## STATED PROBLEM
Reproduce the listing below in its entirety. Change nothing.

## DATA LISTING
Start

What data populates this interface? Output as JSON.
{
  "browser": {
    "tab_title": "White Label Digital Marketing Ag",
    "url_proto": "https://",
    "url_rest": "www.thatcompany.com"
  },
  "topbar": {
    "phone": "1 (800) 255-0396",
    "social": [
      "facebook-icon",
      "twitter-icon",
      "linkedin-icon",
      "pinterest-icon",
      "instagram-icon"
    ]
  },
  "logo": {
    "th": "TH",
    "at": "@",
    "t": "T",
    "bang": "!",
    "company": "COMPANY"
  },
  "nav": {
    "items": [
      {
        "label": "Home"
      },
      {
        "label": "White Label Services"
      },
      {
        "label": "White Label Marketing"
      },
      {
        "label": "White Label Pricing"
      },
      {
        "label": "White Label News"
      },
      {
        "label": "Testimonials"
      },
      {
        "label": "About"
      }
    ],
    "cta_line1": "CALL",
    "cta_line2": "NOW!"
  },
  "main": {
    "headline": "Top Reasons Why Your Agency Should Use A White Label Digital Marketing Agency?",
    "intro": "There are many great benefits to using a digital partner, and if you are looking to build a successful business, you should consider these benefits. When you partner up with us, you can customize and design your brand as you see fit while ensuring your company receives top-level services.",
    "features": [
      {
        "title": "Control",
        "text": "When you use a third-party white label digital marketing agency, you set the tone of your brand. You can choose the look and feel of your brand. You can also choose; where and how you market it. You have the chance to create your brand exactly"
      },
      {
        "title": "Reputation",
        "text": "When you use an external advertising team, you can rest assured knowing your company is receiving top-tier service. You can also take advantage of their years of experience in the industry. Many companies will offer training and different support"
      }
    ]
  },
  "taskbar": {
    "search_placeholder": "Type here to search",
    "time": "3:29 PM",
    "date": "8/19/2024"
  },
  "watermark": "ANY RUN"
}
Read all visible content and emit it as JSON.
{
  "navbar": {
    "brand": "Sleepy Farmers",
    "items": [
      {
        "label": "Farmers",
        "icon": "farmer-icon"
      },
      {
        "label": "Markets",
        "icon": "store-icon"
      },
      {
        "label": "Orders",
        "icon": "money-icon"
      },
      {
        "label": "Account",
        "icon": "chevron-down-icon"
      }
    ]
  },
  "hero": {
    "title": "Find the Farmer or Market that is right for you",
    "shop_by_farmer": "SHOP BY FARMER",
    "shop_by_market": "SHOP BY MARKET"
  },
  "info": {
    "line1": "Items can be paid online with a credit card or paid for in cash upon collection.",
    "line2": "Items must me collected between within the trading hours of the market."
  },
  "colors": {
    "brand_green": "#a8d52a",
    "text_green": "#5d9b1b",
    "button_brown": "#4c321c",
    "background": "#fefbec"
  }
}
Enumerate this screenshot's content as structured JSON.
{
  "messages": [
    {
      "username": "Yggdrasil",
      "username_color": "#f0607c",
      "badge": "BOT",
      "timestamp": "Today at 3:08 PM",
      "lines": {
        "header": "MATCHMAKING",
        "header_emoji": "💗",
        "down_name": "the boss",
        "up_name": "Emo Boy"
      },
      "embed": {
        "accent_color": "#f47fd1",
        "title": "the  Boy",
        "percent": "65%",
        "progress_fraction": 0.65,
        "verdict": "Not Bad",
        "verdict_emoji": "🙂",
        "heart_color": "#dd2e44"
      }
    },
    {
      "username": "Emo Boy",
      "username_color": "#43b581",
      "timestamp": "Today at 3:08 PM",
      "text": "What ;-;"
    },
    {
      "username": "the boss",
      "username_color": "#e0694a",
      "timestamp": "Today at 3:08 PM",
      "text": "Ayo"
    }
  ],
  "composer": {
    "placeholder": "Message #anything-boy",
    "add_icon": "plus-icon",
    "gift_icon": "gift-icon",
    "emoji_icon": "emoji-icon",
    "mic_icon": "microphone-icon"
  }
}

End

## ANSWER TO THIS PROBLEM
What data populates this interface? Output as JSON.
{
  "browser": {
    "tab_title": "White Label Digital Marketing Ag",
    "url_proto": "https://",
    "url_rest": "www.thatcompany.com"
  },
  "topbar": {
    "phone": "1 (800) 255-0396",
    "social": [
      "facebook-icon",
      "twitter-icon",
      "linkedin-icon",
      "pinterest-icon",
      "instagram-icon"
    ]
  },
  "logo": {
    "th": "TH",
    "at": "@",
    "t": "T",
    "bang": "!",
    "company": "COMPANY"
  },
  "nav": {
    "items": [
      {
        "label": "Home"
      },
      {
        "label": "White Label Services"
      },
      {
        "label": "White Label Marketing"
      },
      {
        "label": "White Label Pricing"
      },
      {
        "label": "White Label News"
      },
      {
        "label": "Testimonials"
      },
      {
        "label": "About"
      }
    ],
    "cta_line1": "CALL",
    "cta_line2": "NOW!"
  },
  "main": {
    "headline": "Top Reasons Why Your Agency Should Use A White Label Digital Marketing Agency?",
    "intro": "There are many great benefits to using a digital partner, and if you are looking to build a successful business, you should consider these benefits. When you partner up with us, you can customize and design your brand as you see fit while ensuring your company receives top-level services.",
    "features": [
      {
        "title": "Control",
        "text": "When you use a third-party white label digital marketing agency, you set the tone of your brand. You can choose the look and feel of your brand. You can also choose; where and how you market it. You have the chance to create your brand exactly"
      },
      {
        "title": "Reputation",
        "text": "When you use an external advertising team, you can rest assured knowing your company is receiving top-tier service. You can also take advantage of their years of experience in the industry. Many companies will offer training and different support"
      }
    ]
  },
  "taskbar": {
    "search_placeholder": "Type here to search",
    "time": "3:29 PM",
    "date": "8/19/2024"
  },
  "watermark": "ANY RUN"
}
Read all visible content and emit it as JSON.
{
  "navbar": {
    "brand": "Sleepy Farmers",
    "items": [
      {
        "label": "Farmers",
        "icon": "farmer-icon"
      },
      {
        "label": "Markets",
        "icon": "store-icon"
      },
      {
        "label": "Orders",
        "icon": "money-icon"
      },
      {
        "label": "Account",
        "icon": "chevron-down-icon"
      }
    ]
  },
  "hero": {
    "title": "Find the Farmer or Market that is right for you",
    "shop_by_farmer": "SHOP BY FARMER",
    "shop_by_market": "SHOP BY MARKET"
  },
  "info": {
    "line1": "Items can be paid online with a credit card or paid for in cash upon collection.",
    "line2": "Items must me collected between within the trading hours of the market."
  },
  "colors": {
    "brand_green": "#a8d52a",
    "text_green": "#5d9b1b",
    "button_brown": "#4c321c",
    "background": "#fefbec"
  }
}
Enumerate this screenshot's content as structured JSON.
{
  "messages": [
    {
      "username": "Yggdrasil",
      "username_color": "#f0607c",
      "badge": "BOT",
      "timestamp": "Today at 3:08 PM",
      "lines": {
        "header": "MATCHMAKING",
        "header_emoji": "💗",
        "down_name": "the boss",
        "up_name": "Emo Boy"
      },
      "embed": {
        "accent_color": "#f47fd1",
        "title": "the  Boy",
        "percent": "65%",
        "progress_fraction": 0.65,
        "verdict": "Not Bad",
        "verdict_emoji": "🙂",
        "heart_color": "#dd2e44"
      }
    },
    {
      "username": "Emo Boy",
      "username_color": "#43b581",
      "timestamp": "Today at 3:08 PM",
      "text": "What ;-;"
    },
    {
      "username": "the boss",
      "username_color": "#e0694a",
      "timestamp": "Today at 3:08 PM",
      "text": "Ayo"
    }
  ],
  "composer": {
    "placeholder": "Message #anything-boy",
    "add_icon": "plus-icon",
    "gift_icon": "gift-icon",
    "emoji_icon": "emoji-icon",
    "mic_icon": "microphone-icon"
  }
}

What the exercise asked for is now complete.